* [TASK BRIEF]
Check every line below for the word "等权重择时" and copy each one that has it.

____

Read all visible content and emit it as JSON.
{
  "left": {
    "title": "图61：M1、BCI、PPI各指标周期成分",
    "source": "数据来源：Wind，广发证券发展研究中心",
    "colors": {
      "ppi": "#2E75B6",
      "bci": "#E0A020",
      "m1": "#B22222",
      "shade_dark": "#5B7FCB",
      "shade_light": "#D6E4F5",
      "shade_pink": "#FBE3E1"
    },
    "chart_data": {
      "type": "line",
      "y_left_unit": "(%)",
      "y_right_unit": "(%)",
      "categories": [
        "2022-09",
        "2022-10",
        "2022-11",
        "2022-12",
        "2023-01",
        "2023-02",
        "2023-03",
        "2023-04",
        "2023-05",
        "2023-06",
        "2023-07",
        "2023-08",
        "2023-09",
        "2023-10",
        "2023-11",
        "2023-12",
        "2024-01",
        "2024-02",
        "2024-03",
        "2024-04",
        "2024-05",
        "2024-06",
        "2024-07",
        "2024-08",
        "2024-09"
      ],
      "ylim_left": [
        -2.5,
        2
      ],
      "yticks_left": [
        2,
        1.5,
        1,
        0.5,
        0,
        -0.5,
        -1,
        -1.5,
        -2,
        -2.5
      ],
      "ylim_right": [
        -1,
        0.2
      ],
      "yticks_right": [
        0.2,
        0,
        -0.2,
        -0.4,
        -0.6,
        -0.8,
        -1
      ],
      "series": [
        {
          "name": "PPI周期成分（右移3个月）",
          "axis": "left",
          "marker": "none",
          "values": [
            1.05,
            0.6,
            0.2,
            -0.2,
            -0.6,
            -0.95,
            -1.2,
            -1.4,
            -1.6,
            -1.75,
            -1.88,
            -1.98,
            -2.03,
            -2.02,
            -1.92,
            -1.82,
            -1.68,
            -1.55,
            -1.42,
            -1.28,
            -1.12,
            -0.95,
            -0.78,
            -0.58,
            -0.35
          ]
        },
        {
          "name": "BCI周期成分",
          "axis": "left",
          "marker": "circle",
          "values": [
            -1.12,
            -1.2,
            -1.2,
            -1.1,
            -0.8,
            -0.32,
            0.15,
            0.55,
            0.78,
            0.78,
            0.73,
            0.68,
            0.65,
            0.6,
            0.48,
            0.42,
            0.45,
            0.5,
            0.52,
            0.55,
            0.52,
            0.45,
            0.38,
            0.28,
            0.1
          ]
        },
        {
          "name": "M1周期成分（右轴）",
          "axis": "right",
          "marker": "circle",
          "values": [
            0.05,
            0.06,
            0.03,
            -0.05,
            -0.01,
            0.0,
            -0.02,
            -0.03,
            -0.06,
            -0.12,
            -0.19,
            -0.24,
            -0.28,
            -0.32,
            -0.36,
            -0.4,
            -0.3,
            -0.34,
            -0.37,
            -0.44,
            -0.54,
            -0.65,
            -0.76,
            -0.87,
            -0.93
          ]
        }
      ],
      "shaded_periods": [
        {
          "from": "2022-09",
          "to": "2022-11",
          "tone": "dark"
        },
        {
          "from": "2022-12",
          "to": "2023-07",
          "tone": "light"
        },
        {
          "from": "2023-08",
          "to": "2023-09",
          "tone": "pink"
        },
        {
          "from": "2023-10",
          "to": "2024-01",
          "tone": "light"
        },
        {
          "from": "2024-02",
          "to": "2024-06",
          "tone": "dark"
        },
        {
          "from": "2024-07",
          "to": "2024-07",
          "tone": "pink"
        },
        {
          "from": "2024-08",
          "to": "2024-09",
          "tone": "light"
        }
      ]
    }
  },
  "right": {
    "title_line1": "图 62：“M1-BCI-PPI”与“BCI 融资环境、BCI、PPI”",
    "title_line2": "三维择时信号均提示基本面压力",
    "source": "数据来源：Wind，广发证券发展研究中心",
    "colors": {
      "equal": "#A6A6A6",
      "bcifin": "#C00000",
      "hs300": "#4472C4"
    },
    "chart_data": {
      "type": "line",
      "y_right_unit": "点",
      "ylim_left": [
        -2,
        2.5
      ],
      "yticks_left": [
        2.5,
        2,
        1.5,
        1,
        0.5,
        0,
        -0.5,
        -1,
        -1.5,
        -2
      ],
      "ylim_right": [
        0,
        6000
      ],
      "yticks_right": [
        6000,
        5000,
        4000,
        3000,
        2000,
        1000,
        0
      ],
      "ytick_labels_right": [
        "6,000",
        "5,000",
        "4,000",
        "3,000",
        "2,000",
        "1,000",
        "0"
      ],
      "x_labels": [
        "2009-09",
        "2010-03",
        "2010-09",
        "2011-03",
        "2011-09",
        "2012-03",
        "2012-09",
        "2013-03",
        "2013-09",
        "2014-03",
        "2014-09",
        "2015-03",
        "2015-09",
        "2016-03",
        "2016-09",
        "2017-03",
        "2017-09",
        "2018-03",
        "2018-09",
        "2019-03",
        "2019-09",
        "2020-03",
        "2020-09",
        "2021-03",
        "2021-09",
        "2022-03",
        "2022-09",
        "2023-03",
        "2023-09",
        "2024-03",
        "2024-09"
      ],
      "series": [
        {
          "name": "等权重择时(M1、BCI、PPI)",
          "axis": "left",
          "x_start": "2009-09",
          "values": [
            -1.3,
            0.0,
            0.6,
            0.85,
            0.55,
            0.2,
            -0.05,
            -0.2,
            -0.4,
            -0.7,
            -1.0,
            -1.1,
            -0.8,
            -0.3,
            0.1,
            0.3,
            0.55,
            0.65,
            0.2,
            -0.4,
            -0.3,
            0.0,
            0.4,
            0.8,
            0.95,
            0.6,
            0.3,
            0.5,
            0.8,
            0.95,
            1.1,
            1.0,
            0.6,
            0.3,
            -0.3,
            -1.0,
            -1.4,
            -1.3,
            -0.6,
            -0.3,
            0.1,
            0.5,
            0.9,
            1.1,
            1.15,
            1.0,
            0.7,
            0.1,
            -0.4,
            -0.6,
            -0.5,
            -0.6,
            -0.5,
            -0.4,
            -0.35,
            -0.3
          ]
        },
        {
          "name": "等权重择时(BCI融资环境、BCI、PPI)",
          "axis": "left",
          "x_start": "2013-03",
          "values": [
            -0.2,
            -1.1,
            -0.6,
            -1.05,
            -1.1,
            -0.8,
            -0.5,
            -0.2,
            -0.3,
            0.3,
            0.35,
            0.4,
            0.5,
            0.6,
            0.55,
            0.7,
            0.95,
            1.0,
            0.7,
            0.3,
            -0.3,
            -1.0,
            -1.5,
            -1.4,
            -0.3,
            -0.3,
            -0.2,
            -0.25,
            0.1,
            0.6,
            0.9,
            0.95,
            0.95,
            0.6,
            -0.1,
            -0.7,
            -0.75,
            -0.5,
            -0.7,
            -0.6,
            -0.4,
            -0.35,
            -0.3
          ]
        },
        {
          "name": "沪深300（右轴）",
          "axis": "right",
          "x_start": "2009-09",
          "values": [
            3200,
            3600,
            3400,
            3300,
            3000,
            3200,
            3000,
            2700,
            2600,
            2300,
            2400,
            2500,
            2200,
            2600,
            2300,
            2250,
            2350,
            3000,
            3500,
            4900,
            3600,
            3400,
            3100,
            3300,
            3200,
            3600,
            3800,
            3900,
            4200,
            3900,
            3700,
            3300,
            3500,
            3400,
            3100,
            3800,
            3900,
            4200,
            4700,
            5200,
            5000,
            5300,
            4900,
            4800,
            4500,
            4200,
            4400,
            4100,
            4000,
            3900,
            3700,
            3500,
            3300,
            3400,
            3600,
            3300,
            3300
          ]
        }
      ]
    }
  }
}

____

* [CORRECT RESULT]
          "name": "等权重择时(M1、BCI、PPI)",
          "name": "等权重择时(BCI融资环境、BCI、PPI)",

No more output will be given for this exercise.